## DIRECTIONS
Pick out every line of the entries below where "procédé" occurs, and copy those lines.

## SUPPLIED RECORDS
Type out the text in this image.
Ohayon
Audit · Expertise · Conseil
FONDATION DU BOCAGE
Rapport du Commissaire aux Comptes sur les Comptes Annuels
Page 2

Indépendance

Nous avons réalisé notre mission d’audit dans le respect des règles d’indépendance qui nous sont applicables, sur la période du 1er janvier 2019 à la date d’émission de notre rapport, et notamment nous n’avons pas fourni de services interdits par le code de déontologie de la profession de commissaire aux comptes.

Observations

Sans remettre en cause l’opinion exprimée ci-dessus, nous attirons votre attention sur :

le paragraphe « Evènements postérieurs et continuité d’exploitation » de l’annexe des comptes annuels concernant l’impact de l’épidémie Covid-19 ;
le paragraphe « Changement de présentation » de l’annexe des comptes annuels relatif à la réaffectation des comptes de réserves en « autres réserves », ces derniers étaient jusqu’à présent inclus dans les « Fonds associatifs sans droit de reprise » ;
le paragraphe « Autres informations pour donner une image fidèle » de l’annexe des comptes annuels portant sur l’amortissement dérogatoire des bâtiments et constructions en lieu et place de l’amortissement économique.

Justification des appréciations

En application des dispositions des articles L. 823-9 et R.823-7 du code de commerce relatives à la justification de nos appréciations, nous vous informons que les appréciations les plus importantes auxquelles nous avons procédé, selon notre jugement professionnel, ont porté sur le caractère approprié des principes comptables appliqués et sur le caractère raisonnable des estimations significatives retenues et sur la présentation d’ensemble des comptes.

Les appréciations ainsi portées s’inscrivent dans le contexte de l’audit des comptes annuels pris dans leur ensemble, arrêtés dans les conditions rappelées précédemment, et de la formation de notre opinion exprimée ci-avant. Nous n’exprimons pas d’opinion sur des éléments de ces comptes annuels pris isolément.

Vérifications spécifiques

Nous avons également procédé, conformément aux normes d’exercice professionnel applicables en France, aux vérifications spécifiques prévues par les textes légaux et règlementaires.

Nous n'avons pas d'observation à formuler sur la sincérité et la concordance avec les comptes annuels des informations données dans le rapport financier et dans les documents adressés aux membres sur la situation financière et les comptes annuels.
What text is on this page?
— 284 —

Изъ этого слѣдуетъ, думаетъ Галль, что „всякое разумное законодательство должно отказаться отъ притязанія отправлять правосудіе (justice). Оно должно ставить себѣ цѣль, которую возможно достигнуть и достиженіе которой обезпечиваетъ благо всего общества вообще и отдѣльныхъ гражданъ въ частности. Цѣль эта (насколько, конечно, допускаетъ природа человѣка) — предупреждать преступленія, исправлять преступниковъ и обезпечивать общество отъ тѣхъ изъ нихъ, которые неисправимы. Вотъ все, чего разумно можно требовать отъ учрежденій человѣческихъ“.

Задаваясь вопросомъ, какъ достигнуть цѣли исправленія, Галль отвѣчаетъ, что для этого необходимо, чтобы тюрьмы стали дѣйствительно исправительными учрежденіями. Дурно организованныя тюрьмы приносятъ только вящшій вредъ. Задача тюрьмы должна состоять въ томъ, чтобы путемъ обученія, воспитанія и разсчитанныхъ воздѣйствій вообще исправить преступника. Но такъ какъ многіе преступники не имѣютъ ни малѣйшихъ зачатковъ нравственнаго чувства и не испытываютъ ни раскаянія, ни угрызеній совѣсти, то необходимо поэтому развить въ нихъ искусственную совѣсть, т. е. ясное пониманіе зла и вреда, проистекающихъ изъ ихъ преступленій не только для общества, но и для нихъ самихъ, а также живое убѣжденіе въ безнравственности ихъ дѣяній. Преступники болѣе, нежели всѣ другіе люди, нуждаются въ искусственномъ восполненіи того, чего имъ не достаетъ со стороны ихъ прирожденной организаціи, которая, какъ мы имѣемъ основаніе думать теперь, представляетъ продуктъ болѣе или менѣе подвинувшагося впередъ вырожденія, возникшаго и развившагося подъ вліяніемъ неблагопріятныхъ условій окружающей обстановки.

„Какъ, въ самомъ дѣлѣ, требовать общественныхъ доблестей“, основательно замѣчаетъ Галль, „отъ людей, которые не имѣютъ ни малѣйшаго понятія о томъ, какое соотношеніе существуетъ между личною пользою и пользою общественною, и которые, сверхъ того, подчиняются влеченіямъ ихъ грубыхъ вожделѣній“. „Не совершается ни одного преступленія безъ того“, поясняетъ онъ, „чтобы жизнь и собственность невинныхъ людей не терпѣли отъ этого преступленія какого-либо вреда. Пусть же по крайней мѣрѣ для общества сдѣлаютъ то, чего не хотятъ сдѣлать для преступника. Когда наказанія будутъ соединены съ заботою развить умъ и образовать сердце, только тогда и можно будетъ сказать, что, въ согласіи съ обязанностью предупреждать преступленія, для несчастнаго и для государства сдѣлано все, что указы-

## EXERCISE ANSWER
En application des dispositions des articles L. 823-9 et R.823-7 du code de commerce relatives à la justification de nos appréciations, nous vous informons que les appréciations les plus importantes auxquelles nous avons procédé, selon notre jugement professionnel, ont porté sur le caractère approprié des principes comptables appliqués et sur le caractère raisonnable des estimations significatives retenues et sur la présentation d’ensemble des comptes.
Nous avons également procédé, conformément aux normes d’exercice professionnel applicables en France, aux vérifications spécifiques prévues par les textes légaux et règlementaires.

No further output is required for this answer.